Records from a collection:
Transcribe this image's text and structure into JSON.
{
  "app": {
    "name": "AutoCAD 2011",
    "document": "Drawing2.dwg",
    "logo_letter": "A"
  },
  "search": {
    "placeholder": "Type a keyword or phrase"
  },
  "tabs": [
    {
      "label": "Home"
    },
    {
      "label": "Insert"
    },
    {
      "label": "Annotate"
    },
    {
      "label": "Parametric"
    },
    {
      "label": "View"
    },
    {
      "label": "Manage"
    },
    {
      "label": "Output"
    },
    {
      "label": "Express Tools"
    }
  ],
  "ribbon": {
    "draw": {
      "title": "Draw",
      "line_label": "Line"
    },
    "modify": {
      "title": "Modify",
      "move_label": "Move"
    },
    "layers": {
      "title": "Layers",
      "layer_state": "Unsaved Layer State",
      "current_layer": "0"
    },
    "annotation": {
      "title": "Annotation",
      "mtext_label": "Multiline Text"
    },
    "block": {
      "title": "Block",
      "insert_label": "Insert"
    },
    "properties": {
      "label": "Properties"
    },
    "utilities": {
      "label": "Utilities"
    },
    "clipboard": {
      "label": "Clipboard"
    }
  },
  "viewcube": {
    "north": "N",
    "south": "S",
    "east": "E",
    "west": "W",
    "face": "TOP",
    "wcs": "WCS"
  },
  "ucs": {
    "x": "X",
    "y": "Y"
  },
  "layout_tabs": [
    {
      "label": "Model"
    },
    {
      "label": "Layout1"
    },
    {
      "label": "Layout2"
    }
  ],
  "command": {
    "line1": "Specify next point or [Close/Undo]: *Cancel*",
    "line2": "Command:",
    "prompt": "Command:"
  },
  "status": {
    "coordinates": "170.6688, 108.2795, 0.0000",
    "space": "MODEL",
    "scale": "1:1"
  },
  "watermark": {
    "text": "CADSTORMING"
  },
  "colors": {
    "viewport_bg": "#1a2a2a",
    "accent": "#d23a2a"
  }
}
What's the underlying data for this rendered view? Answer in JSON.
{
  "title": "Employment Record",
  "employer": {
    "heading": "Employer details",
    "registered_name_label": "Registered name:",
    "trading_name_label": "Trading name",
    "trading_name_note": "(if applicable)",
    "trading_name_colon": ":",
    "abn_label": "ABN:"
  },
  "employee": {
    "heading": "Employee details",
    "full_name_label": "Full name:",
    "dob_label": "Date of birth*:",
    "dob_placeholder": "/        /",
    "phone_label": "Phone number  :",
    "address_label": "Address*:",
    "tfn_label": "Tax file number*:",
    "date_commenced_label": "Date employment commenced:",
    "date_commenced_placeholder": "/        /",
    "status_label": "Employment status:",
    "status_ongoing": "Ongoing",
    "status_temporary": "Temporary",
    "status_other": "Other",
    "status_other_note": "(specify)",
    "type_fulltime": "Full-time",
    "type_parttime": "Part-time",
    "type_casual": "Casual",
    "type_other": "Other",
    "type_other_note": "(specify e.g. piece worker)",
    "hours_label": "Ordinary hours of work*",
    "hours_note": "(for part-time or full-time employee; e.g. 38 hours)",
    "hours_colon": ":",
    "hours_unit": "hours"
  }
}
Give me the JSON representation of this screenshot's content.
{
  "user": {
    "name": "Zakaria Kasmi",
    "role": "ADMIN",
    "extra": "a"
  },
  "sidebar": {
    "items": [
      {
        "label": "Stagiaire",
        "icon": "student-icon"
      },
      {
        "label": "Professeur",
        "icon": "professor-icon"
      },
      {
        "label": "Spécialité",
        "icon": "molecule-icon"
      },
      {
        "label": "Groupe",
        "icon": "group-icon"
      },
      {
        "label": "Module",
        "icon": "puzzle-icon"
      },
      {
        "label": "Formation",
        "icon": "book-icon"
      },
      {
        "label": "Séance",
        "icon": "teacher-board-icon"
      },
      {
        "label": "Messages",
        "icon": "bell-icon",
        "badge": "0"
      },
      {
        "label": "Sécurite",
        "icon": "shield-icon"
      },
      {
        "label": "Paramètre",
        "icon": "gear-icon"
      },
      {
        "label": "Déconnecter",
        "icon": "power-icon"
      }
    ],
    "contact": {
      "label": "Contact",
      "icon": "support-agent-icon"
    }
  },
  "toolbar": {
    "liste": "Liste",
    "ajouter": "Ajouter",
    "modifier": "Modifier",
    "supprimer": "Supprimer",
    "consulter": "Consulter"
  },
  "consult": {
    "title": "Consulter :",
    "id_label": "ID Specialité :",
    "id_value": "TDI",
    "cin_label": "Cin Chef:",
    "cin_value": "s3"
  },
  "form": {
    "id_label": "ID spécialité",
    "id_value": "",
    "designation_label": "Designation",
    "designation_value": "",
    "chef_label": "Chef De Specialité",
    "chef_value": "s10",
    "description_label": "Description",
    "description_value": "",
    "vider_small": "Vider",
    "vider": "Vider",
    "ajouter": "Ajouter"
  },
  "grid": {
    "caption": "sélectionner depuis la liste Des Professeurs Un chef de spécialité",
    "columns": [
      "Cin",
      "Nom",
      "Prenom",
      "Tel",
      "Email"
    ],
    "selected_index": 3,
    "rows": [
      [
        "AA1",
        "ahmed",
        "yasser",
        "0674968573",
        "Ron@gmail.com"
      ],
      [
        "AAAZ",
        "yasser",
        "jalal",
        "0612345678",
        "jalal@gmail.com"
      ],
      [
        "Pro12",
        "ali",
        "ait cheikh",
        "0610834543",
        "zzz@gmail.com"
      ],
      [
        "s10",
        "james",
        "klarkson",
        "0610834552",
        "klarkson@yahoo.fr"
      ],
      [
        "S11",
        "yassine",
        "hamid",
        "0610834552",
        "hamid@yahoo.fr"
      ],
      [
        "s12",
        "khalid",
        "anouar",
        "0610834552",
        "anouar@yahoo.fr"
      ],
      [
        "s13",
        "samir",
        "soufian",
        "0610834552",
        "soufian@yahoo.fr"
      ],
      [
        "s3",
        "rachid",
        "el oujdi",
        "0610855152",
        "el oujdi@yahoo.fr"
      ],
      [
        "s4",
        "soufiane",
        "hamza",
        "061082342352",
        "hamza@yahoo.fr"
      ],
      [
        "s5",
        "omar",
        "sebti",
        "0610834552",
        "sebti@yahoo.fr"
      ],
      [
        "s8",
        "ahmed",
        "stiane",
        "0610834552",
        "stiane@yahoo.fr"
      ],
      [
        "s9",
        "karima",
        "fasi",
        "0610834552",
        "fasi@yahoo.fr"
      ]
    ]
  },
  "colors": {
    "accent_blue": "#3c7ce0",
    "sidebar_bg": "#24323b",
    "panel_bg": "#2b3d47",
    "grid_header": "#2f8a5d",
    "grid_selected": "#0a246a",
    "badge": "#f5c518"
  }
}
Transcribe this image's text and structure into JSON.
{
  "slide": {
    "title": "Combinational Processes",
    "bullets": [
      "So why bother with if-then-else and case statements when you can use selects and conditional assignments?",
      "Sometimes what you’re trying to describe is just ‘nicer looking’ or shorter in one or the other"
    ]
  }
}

## What is expected
Each line of the listing above should be output exactly.

## Response for this exercise
Transcribe this image's text and structure into JSON.
{
  "app": {
    "name": "AutoCAD 2011",
    "document": "Drawing2.dwg",
    "logo_letter": "A"
  },
  "search": {
    "placeholder": "Type a keyword or phrase"
  },
  "tabs": [
    {
      "label": "Home"
    },
    {
      "label": "Insert"
    },
    {
      "label": "Annotate"
    },
    {
      "label": "Parametric"
    },
    {
      "label": "View"
    },
    {
      "label": "Manage"
    },
    {
      "label": "Output"
    },
    {
      "label": "Express Tools"
    }
  ],
  "ribbon": {
    "draw": {
      "title": "Draw",
      "line_label": "Line"
    },
    "modify": {
      "title": "Modify",
      "move_label": "Move"
    },
    "layers": {
      "title": "Layers",
      "layer_state": "Unsaved Layer State",
      "current_layer": "0"
    },
    "annotation": {
      "title": "Annotation",
      "mtext_label": "Multiline Text"
    },
    "block": {
      "title": "Block",
      "insert_label": "Insert"
    },
    "properties": {
      "label": "Properties"
    },
    "utilities": {
      "label": "Utilities"
    },
    "clipboard": {
      "label": "Clipboard"
    }
  },
  "viewcube": {
    "north": "N",
    "south": "S",
    "east": "E",
    "west": "W",
    "face": "TOP",
    "wcs": "WCS"
  },
  "ucs": {
    "x": "X",
    "y": "Y"
  },
  "layout_tabs": [
    {
      "label": "Model"
    },
    {
      "label": "Layout1"
    },
    {
      "label": "Layout2"
    }
  ],
  "command": {
    "line1": "Specify next point or [Close/Undo]: *Cancel*",
    "line2": "Command:",
    "prompt": "Command:"
  },
  "status": {
    "coordinates": "170.6688, 108.2795, 0.0000",
    "space": "MODEL",
    "scale": "1:1"
  },
  "watermark": {
    "text": "CADSTORMING"
  },
  "colors": {
    "viewport_bg": "#1a2a2a",
    "accent": "#d23a2a"
  }
}
What's the underlying data for this rendered view? Answer in JSON.
{
  "title": "Employment Record",
  "employer": {
    "heading": "Employer details",
    "registered_name_label": "Registered name:",
    "trading_name_label": "Trading name",
    "trading_name_note": "(if applicable)",
    "trading_name_colon": ":",
    "abn_label": "ABN:"
  },
  "employee": {
    "heading": "Employee details",
    "full_name_label": "Full name:",
    "dob_label": "Date of birth*:",
    "dob_placeholder": "/        /",
    "phone_label": "Phone number  :",
    "address_label": "Address*:",
    "tfn_label": "Tax file number*:",
    "date_commenced_label": "Date employment commenced:",
    "date_commenced_placeholder": "/        /",
    "status_label": "Employment status:",
    "status_ongoing": "Ongoing",
    "status_temporary": "Temporary",
    "status_other": "Other",
    "status_other_note": "(specify)",
    "type_fulltime": "Full-time",
    "type_parttime": "Part-time",
    "type_casual": "Casual",
    "type_other": "Other",
    "type_other_note": "(specify e.g. piece worker)",
    "hours_label": "Ordinary hours of work*",
    "hours_note": "(for part-time or full-time employee; e.g. 38 hours)",
    "hours_colon": ":",
    "hours_unit": "hours"
  }
}
Give me the JSON representation of this screenshot's content.
{
  "user": {
    "name": "Zakaria Kasmi",
    "role": "ADMIN",
    "extra": "a"
  },
  "sidebar": {
    "items": [
      {
        "label": "Stagiaire",
        "icon": "student-icon"
      },
      {
        "label": "Professeur",
        "icon": "professor-icon"
      },
      {
        "label": "Spécialité",
        "icon": "molecule-icon"
      },
      {
        "label": "Groupe",
        "icon": "group-icon"
      },
      {
        "label": "Module",
        "icon": "puzzle-icon"
      },
      {
        "label": "Formation",
        "icon": "book-icon"
      },
      {
        "label": "Séance",
        "icon": "teacher-board-icon"
      },
      {
        "label": "Messages",
        "icon": "bell-icon",
        "badge": "0"
      },
      {
        "label": "Sécurite",
        "icon": "shield-icon"
      },
      {
        "label": "Paramètre",
        "icon": "gear-icon"
      },
      {
        "label": "Déconnecter",
        "icon": "power-icon"
      }
    ],
    "contact": {
      "label": "Contact",
      "icon": "support-agent-icon"
    }
  },
  "toolbar": {
    "liste": "Liste",
    "ajouter": "Ajouter",
    "modifier": "Modifier",
    "supprimer": "Supprimer",
    "consulter": "Consulter"
  },
  "consult": {
    "title": "Consulter :",
    "id_label": "ID Specialité :",
    "id_value": "TDI",
    "cin_label": "Cin Chef:",
    "cin_value": "s3"
  },
  "form": {
    "id_label": "ID spécialité",
    "id_value": "",
    "designation_label": "Designation",
    "designation_value": "",
    "chef_label": "Chef De Specialité",
    "chef_value": "s10",
    "description_label": "Description",
    "description_value": "",
    "vider_small": "Vider",
    "vider": "Vider",
    "ajouter": "Ajouter"
  },
  "grid": {
    "caption": "sélectionner depuis la liste Des Professeurs Un chef de spécialité",
    "columns": [
      "Cin",
      "Nom",
      "Prenom",
      "Tel",
      "Email"
    ],
    "selected_index": 3,
    "rows": [
      [
        "AA1",
        "ahmed",
        "yasser",
        "0674968573",
        "Ron@gmail.com"
      ],
      [
        "AAAZ",
        "yasser",
        "jalal",
        "0612345678",
        "jalal@gmail.com"
      ],
      [
        "Pro12",
        "ali",
        "ait cheikh",
        "0610834543",
        "zzz@gmail.com"
      ],
      [
        "s10",
        "james",
        "klarkson",
        "0610834552",
        "klarkson@yahoo.fr"
      ],
      [
        "S11",
        "yassine",
        "hamid",
        "0610834552",
        "hamid@yahoo.fr"
      ],
      [
        "s12",
        "khalid",
        "anouar",
        "0610834552",
        "anouar@yahoo.fr"
      ],
      [
        "s13",
        "samir",
        "soufian",
        "0610834552",
        "soufian@yahoo.fr"
      ],
      [
        "s3",
        "rachid",
        "el oujdi",
        "0610855152",
        "el oujdi@yahoo.fr"
      ],
      [
        "s4",
        "soufiane",
        "hamza",
        "061082342352",
        "hamza@yahoo.fr"
      ],
      [
        "s5",
        "omar",
        "sebti",
        "0610834552",
        "sebti@yahoo.fr"
      ],
      [
        "s8",
        "ahmed",
        "stiane",
        "0610834552",
        "stiane@yahoo.fr"
      ],
      [
        "s9",
        "karima",
        "fasi",
        "0610834552",
        "fasi@yahoo.fr"
      ]
    ]
  },
  "colors": {
    "accent_blue": "#3c7ce0",
    "sidebar_bg": "#24323b",
    "panel_bg": "#2b3d47",
    "grid_header": "#2f8a5d",
    "grid_selected": "#0a246a",
    "badge": "#f5c518"
  }
}
Transcribe this image's text and structure into JSON.
{
  "slide": {
    "title": "Combinational Processes",
    "bullets": [
      "So why bother with if-then-else and case statements when you can use selects and conditional assignments?",
      "Sometimes what you’re trying to describe is just ‘nicer looking’ or shorter in one or the other"
    ]
  }
}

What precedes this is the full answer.